## [Task directions]
What follows is a listing; restate every line of it word for word.

## [Listed entries]
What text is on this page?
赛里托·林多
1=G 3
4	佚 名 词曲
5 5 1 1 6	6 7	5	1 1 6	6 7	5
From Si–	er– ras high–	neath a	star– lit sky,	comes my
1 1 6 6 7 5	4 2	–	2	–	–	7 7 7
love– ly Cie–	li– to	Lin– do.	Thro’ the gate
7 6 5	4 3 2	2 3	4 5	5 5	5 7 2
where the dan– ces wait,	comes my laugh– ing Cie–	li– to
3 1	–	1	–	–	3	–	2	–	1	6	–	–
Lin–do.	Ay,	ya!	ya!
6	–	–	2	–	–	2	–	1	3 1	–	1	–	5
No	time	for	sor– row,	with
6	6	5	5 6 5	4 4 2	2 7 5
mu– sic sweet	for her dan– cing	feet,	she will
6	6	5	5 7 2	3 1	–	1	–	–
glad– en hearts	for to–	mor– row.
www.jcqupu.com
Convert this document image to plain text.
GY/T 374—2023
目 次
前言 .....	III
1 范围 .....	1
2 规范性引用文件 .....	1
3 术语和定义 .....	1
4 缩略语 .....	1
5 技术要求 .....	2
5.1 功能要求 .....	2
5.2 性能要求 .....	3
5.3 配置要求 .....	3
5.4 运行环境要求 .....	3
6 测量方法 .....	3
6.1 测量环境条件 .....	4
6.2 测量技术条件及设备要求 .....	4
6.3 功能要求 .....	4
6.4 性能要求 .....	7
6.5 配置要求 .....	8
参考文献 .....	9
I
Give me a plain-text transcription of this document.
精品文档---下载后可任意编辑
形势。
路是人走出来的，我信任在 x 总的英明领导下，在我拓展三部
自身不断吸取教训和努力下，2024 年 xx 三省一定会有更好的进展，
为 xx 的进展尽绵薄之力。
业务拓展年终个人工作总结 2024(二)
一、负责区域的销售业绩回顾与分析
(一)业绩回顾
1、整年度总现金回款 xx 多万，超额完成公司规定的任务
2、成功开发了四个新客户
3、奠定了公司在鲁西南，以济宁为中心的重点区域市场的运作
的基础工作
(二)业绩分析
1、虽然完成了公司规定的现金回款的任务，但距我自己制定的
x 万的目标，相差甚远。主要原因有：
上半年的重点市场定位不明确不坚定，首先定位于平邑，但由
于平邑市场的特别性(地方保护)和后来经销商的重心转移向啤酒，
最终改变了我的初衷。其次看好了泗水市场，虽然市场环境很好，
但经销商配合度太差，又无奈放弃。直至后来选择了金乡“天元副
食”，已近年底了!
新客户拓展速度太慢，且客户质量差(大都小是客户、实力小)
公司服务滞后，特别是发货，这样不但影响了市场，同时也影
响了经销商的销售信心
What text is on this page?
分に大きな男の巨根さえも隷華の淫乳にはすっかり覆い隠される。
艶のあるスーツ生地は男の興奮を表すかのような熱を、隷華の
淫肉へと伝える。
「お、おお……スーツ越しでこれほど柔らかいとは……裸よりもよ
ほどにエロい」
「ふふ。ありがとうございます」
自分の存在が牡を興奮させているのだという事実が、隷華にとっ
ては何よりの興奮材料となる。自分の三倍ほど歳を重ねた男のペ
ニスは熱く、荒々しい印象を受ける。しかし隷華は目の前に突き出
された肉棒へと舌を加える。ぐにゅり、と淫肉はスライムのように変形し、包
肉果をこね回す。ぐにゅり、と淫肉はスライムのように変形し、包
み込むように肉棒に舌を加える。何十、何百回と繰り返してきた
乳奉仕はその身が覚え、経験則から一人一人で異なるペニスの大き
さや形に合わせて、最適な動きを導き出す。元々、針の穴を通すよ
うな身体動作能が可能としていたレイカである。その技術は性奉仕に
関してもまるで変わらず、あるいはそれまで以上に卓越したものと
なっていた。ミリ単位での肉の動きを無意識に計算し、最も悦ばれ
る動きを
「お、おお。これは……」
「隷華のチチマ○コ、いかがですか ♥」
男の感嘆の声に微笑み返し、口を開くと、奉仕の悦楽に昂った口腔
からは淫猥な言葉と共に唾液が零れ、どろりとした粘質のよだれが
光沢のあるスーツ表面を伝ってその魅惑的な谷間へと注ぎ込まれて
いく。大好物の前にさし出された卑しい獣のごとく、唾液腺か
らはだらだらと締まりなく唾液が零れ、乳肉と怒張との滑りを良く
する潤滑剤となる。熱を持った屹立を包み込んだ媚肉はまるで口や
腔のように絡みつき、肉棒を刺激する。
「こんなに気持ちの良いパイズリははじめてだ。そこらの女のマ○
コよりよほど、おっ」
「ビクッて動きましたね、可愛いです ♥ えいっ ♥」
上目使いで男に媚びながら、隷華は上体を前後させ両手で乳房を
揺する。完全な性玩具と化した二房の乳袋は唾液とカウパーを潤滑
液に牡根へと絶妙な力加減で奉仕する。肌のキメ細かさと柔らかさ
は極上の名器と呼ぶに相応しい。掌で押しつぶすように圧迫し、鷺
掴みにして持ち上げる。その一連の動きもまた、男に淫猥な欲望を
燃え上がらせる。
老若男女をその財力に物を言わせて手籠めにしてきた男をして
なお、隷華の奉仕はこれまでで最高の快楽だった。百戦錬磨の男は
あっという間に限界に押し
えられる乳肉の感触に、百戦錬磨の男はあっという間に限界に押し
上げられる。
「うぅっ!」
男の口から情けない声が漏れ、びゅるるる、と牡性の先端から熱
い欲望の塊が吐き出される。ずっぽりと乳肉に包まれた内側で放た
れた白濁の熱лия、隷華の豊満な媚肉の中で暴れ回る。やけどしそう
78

## [Completed exercise]
What text is on this page?
赛里托·林多
1=G 3
4	佚 名 词曲
5 5 1 1 6	6 7	5	1 1 6	6 7	5
From Si–	er– ras high–	neath a	star– lit sky,	comes my
1 1 6 6 7 5	4 2	–	2	–	–	7 7 7
love– ly Cie–	li– to	Lin– do.	Thro’ the gate
7 6 5	4 3 2	2 3	4 5	5 5	5 7 2
where the dan– ces wait,	comes my laugh– ing Cie–	li– to
3 1	–	1	–	–	3	–	2	–	1	6	–	–
Lin–do.	Ay,	ya!	ya!
6	–	–	2	–	–	2	–	1	3 1	–	1	–	5
No	time	for	sor– row,	with
6	6	5	5 6 5	4 4 2	2 7 5
mu– sic sweet	for her dan– cing	feet,	she will
6	6	5	5 7 2	3 1	–	1	–	–
glad– en hearts	for to–	mor– row.
www.jcqupu.com
Convert this document image to plain text.
GY/T 374—2023
目 次
前言 .....	III
1 范围 .....	1
2 规范性引用文件 .....	1
3 术语和定义 .....	1
4 缩略语 .....	1
5 技术要求 .....	2
5.1 功能要求 .....	2
5.2 性能要求 .....	3
5.3 配置要求 .....	3
5.4 运行环境要求 .....	3
6 测量方法 .....	3
6.1 测量环境条件 .....	4
6.2 测量技术条件及设备要求 .....	4
6.3 功能要求 .....	4
6.4 性能要求 .....	7
6.5 配置要求 .....	8
参考文献 .....	9
I
Give me a plain-text transcription of this document.
精品文档---下载后可任意编辑
形势。
路是人走出来的，我信任在 x 总的英明领导下，在我拓展三部
自身不断吸取教训和努力下，2024 年 xx 三省一定会有更好的进展，
为 xx 的进展尽绵薄之力。
业务拓展年终个人工作总结 2024(二)
一、负责区域的销售业绩回顾与分析
(一)业绩回顾
1、整年度总现金回款 xx 多万，超额完成公司规定的任务
2、成功开发了四个新客户
3、奠定了公司在鲁西南，以济宁为中心的重点区域市场的运作
的基础工作
(二)业绩分析
1、虽然完成了公司规定的现金回款的任务，但距我自己制定的
x 万的目标，相差甚远。主要原因有：
上半年的重点市场定位不明确不坚定，首先定位于平邑，但由
于平邑市场的特别性(地方保护)和后来经销商的重心转移向啤酒，
最终改变了我的初衷。其次看好了泗水市场，虽然市场环境很好，
但经销商配合度太差，又无奈放弃。直至后来选择了金乡“天元副
食”，已近年底了!
新客户拓展速度太慢，且客户质量差(大都小是客户、实力小)
公司服务滞后，特别是发货，这样不但影响了市场，同时也影
响了经销商的销售信心
What text is on this page?
分に大きな男の巨根さえも隷華の淫乳にはすっかり覆い隠される。
艶のあるスーツ生地は男の興奮を表すかのような熱を、隷華の
淫肉へと伝える。
「お、おお……スーツ越しでこれほど柔らかいとは……裸よりもよ
ほどにエロい」
「ふふ。ありがとうございます」
自分の存在が牡を興奮させているのだという事実が、隷華にとっ
ては何よりの興奮材料となる。自分の三倍ほど歳を重ねた男のペ
ニスは熱く、荒々しい印象を受ける。しかし隷華は目の前に突き出
された肉棒へと舌を加える。ぐにゅり、と淫肉はスライムのように変形し、包
肉果をこね回す。ぐにゅり、と淫肉はスライムのように変形し、包
み込むように肉棒に舌を加える。何十、何百回と繰り返してきた
乳奉仕はその身が覚え、経験則から一人一人で異なるペニスの大き
さや形に合わせて、最適な動きを導き出す。元々、針の穴を通すよ
うな身体動作能が可能としていたレイカである。その技術は性奉仕に
関してもまるで変わらず、あるいはそれまで以上に卓越したものと
なっていた。ミリ単位での肉の動きを無意識に計算し、最も悦ばれ
る動きを
「お、おお。これは……」
「隷華のチチマ○コ、いかがですか ♥」
男の感嘆の声に微笑み返し、口を開くと、奉仕の悦楽に昂った口腔
からは淫猥な言葉と共に唾液が零れ、どろりとした粘質のよだれが
光沢のあるスーツ表面を伝ってその魅惑的な谷間へと注ぎ込まれて
いく。大好物の前にさし出された卑しい獣のごとく、唾液腺か
らはだらだらと締まりなく唾液が零れ、乳肉と怒張との滑りを良く
する潤滑剤となる。熱を持った屹立を包み込んだ媚肉はまるで口や
腔のように絡みつき、肉棒を刺激する。
「こんなに気持ちの良いパイズリははじめてだ。そこらの女のマ○
コよりよほど、おっ」
「ビクッて動きましたね、可愛いです ♥ えいっ ♥」
上目使いで男に媚びながら、隷華は上体を前後させ両手で乳房を
揺する。完全な性玩具と化した二房の乳袋は唾液とカウパーを潤滑
液に牡根へと絶妙な力加減で奉仕する。肌のキメ細かさと柔らかさ
は極上の名器と呼ぶに相応しい。掌で押しつぶすように圧迫し、鷺
掴みにして持ち上げる。その一連の動きもまた、男に淫猥な欲望を
燃え上がらせる。
老若男女をその財力に物を言わせて手籠めにしてきた男をして
なお、隷華の奉仕はこれまでで最高の快楽だった。百戦錬磨の男は
あっという間に限界に押し
えられる乳肉の感触に、百戦錬磨の男はあっという間に限界に押し
上げられる。
「うぅっ!」
男の口から情けない声が漏れ、びゅるるる、と牡性の先端から熱
い欲望の塊が吐き出される。ずっぽりと乳肉に包まれた内側で放た
れた白濁の熱лия、隷華の豊満な媚肉の中で暴れ回る。やけどしそう
78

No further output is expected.